- Task directions
Read through the listing below and copy each line in which the word "partitions" occurs.

- Available data
*** Begin section ***

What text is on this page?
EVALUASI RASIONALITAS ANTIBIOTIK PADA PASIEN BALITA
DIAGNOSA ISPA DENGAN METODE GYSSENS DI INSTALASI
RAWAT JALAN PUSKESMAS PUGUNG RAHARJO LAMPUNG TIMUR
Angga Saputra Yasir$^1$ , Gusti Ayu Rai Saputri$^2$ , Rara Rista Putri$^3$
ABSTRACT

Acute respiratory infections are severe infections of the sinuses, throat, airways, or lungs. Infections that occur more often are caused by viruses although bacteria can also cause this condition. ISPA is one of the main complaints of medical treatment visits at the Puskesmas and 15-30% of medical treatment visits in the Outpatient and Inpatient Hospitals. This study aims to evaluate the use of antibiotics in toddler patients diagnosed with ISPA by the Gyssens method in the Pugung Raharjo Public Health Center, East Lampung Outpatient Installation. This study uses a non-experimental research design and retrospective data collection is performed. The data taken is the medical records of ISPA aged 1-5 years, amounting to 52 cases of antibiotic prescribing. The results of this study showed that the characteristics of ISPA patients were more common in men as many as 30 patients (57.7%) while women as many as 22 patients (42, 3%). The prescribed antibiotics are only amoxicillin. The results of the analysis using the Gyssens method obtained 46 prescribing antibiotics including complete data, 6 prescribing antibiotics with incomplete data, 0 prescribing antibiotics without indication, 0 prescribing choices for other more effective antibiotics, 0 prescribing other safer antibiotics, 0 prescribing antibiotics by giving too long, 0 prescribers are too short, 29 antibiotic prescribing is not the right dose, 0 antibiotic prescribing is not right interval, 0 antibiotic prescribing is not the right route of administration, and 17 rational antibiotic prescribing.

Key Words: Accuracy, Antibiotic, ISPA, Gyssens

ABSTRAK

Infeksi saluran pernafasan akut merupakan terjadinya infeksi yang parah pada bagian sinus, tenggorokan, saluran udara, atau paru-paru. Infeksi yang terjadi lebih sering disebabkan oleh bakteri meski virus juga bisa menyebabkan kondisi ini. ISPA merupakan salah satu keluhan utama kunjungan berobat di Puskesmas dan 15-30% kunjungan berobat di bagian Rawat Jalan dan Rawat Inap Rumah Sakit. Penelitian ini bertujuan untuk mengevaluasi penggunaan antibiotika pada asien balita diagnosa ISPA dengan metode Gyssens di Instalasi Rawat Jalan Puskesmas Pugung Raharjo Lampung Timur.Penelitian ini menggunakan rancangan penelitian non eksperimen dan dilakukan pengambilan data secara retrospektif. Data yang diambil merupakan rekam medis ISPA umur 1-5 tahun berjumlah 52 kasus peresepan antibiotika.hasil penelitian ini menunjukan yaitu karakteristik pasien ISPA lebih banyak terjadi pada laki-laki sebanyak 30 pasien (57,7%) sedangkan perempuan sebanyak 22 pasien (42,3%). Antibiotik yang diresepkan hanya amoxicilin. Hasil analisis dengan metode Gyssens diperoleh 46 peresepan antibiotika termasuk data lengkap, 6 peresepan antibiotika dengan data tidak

*** End section ***
*** Begin section ***

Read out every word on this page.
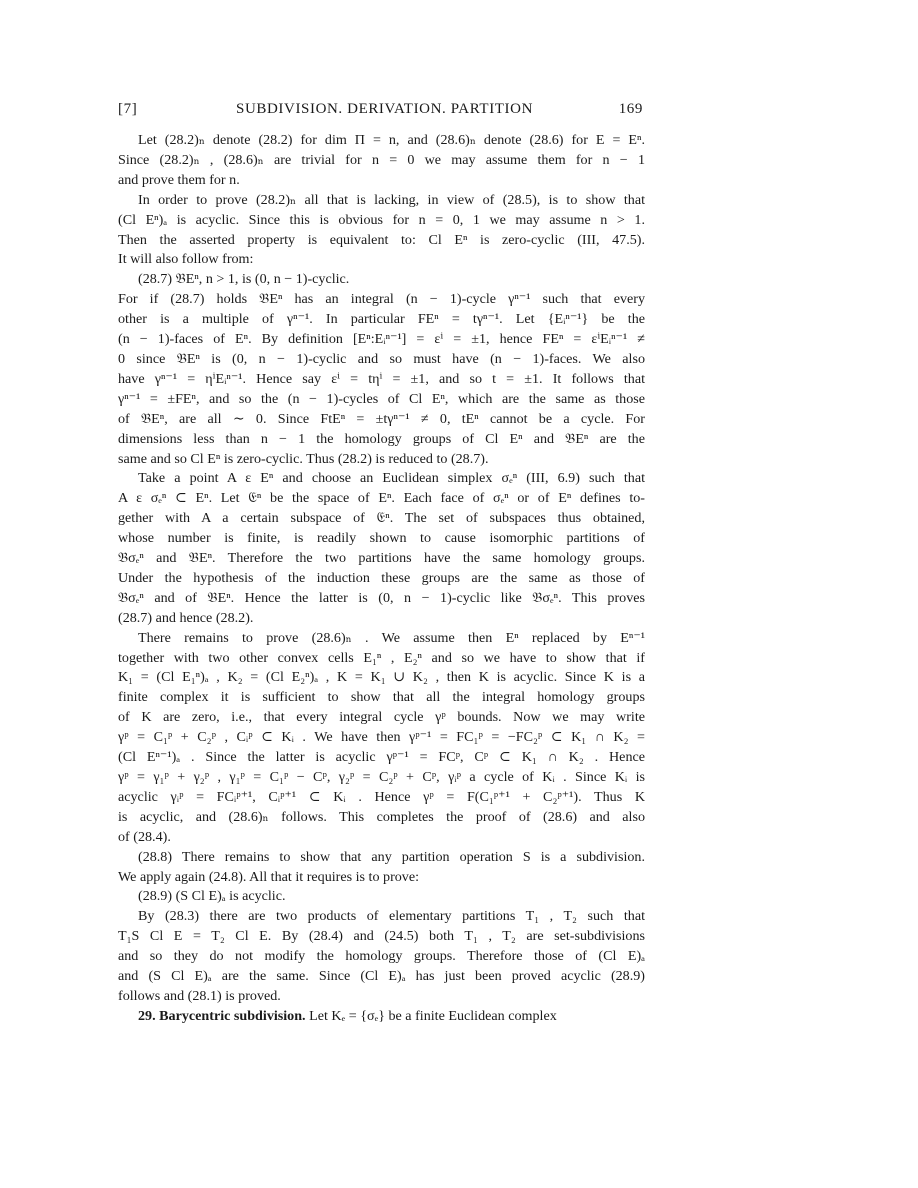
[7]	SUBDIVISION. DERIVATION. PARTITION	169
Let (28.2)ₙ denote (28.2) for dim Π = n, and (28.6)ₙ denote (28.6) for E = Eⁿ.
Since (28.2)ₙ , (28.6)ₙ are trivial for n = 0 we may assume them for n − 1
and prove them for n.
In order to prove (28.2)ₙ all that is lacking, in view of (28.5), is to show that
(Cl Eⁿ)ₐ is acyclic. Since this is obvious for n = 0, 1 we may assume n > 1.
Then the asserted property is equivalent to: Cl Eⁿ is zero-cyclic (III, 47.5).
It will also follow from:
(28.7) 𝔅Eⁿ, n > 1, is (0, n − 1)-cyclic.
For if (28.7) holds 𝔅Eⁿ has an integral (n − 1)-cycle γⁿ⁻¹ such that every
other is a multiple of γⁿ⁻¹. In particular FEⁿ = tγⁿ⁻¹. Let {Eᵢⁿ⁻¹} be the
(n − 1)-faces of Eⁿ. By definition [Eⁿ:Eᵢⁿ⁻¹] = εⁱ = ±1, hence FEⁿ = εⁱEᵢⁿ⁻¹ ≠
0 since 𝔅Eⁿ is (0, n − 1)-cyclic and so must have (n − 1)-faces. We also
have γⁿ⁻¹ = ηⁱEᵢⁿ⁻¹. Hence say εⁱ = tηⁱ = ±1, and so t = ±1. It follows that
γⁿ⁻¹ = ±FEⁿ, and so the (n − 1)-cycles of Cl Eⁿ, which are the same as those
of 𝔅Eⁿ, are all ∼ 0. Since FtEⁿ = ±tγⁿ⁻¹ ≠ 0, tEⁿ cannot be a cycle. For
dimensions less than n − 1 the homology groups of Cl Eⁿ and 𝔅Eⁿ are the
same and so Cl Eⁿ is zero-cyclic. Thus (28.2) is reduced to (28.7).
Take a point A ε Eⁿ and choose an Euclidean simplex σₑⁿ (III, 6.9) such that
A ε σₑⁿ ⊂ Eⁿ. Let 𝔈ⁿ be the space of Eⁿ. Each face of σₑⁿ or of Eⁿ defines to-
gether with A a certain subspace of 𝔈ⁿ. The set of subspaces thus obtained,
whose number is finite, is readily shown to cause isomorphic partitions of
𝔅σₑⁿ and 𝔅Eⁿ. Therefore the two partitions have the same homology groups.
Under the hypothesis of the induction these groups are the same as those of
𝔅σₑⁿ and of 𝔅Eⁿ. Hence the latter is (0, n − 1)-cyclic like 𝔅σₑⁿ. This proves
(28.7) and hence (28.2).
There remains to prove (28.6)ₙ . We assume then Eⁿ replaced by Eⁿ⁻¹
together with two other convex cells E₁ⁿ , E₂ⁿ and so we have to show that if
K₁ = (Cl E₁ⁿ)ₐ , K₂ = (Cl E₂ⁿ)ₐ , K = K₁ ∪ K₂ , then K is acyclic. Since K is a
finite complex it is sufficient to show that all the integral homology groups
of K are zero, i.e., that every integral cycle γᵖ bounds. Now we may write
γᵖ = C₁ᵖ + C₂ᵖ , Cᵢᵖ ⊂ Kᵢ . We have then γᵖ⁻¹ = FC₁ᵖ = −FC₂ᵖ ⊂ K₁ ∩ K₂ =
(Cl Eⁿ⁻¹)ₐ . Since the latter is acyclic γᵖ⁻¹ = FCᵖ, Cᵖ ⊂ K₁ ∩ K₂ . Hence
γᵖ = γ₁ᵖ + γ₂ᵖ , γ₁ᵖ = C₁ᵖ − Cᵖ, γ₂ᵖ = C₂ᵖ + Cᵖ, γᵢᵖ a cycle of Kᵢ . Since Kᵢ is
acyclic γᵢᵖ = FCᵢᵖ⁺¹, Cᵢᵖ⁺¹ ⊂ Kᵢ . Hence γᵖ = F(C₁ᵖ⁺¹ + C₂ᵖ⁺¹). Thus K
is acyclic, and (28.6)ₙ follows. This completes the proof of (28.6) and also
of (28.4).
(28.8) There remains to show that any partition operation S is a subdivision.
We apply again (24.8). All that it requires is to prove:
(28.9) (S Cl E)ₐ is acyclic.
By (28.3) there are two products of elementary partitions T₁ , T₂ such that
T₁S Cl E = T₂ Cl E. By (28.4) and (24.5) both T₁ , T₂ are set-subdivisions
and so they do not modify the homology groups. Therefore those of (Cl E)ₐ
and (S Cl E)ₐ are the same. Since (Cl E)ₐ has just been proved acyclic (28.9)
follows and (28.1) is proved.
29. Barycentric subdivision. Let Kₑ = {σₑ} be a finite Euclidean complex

*** End section ***
*** Begin section ***

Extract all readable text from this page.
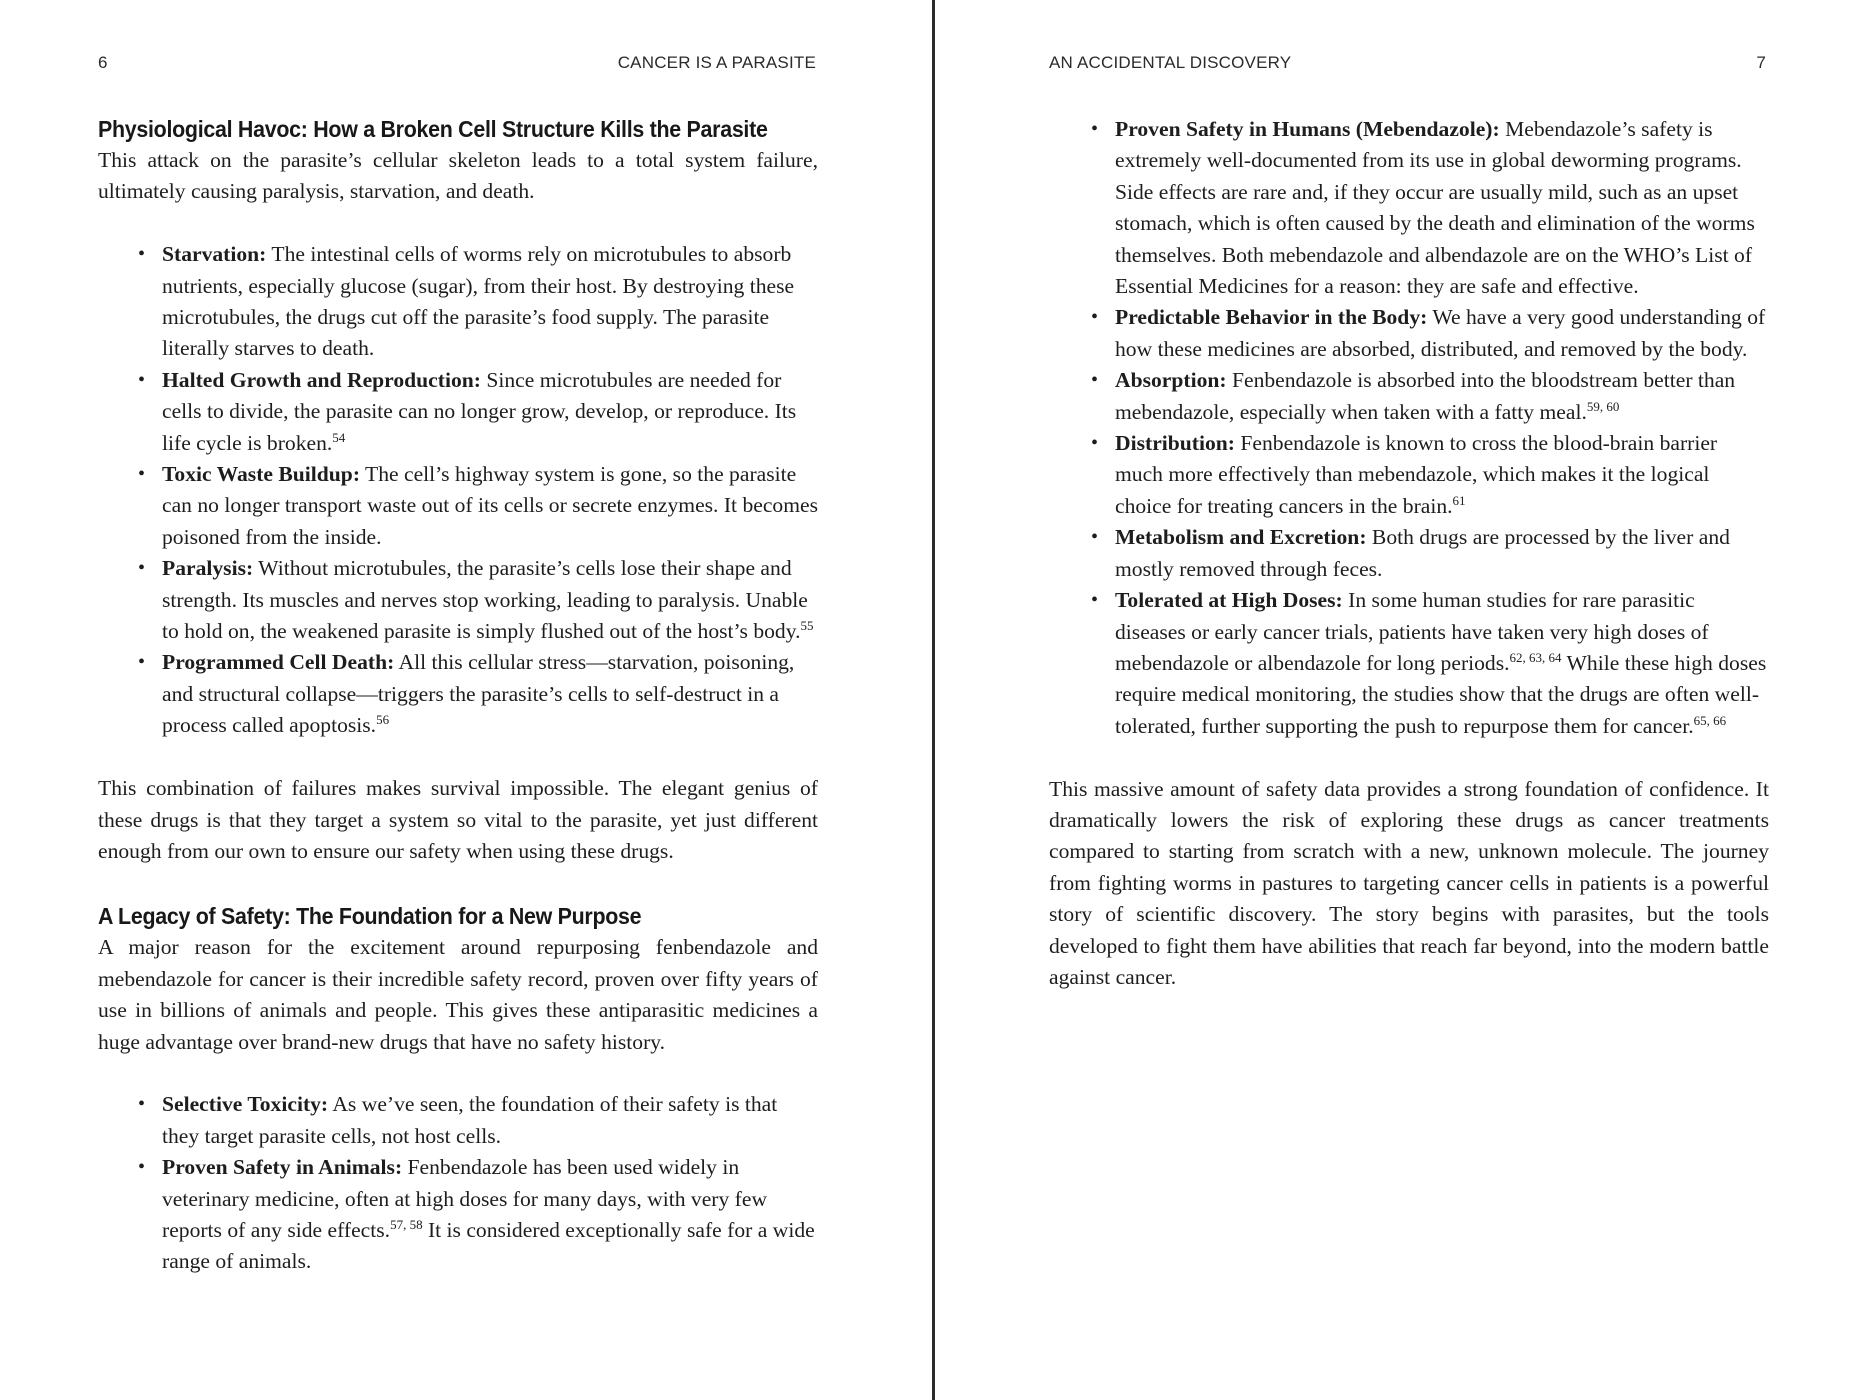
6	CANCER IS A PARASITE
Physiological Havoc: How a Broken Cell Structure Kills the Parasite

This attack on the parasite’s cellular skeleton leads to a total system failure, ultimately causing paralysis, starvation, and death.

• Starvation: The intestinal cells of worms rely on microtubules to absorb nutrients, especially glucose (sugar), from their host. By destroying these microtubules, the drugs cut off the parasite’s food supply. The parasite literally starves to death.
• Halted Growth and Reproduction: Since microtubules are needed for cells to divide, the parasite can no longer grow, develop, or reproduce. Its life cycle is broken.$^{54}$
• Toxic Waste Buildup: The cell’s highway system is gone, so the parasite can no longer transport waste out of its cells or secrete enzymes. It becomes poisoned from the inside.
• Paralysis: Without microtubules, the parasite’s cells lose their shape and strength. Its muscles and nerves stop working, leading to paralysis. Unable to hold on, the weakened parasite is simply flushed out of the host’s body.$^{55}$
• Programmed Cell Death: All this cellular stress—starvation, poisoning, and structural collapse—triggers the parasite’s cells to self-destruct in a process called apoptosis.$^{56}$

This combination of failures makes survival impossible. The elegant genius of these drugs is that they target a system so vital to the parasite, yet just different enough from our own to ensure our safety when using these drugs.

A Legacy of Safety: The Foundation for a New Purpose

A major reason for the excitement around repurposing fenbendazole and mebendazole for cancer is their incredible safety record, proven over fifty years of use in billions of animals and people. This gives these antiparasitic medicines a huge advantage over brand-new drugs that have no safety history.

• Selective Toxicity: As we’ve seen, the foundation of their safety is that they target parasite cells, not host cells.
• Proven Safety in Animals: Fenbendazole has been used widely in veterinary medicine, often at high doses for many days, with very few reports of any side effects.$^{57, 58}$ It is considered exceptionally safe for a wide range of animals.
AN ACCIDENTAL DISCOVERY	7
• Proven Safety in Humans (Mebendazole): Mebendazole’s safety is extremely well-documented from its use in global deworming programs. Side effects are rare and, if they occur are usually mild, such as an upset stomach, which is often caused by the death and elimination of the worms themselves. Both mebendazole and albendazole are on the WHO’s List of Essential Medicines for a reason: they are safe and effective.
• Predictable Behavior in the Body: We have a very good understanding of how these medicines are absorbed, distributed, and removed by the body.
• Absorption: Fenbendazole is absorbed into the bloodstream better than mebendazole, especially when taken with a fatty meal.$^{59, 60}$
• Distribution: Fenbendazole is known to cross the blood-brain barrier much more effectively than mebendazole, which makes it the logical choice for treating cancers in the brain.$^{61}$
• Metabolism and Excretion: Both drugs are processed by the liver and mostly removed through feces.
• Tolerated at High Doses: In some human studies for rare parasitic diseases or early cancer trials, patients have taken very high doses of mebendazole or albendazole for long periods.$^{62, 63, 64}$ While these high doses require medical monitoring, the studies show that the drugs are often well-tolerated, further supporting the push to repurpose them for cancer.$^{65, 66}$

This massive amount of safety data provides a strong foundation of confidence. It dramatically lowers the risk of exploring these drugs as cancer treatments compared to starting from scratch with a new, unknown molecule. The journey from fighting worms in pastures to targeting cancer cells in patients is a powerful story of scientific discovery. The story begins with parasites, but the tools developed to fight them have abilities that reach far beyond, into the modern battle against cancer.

*** End section ***

- Written answer
whose number is finite, is readily shown to cause isomorphic partitions of
𝔅σₑⁿ and 𝔅Eⁿ. Therefore the two partitions have the same homology groups.
By (28.3) there are two products of elementary partitions T₁ , T₂ such that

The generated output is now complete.